--- SET TASK ---
Find and copy lines holding "text".

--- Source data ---
□ □ □ □ □
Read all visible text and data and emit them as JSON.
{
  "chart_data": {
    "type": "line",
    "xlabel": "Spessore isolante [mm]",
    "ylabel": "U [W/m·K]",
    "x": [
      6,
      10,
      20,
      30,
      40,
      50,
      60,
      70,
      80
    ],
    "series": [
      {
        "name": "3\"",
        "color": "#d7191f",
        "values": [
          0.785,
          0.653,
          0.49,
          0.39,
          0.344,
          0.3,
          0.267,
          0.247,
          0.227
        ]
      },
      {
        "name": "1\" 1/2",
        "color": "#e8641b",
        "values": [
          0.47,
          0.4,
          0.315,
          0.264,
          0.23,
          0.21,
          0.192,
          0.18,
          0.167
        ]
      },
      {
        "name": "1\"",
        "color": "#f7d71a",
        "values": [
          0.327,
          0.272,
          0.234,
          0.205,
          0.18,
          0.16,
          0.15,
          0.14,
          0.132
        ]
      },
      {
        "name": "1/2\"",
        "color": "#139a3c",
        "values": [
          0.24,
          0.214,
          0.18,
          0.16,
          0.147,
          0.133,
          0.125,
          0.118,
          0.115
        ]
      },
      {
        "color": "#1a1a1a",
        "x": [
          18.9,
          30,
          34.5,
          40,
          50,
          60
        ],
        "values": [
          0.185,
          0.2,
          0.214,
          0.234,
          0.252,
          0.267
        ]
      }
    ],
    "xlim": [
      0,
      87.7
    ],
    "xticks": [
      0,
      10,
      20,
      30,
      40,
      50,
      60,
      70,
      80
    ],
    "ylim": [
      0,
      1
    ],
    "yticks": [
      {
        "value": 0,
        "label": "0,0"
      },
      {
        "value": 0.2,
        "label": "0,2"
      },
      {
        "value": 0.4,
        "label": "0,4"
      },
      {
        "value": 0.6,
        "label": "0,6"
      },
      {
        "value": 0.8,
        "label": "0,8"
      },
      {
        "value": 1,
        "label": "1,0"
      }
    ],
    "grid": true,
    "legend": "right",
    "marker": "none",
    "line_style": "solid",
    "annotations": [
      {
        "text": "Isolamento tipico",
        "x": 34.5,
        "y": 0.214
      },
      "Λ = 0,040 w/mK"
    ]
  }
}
□ □ □ □ □
--- ANSWER ---
Read all visible text and data and emit them as JSON.
        "text": "Isolamento tipico",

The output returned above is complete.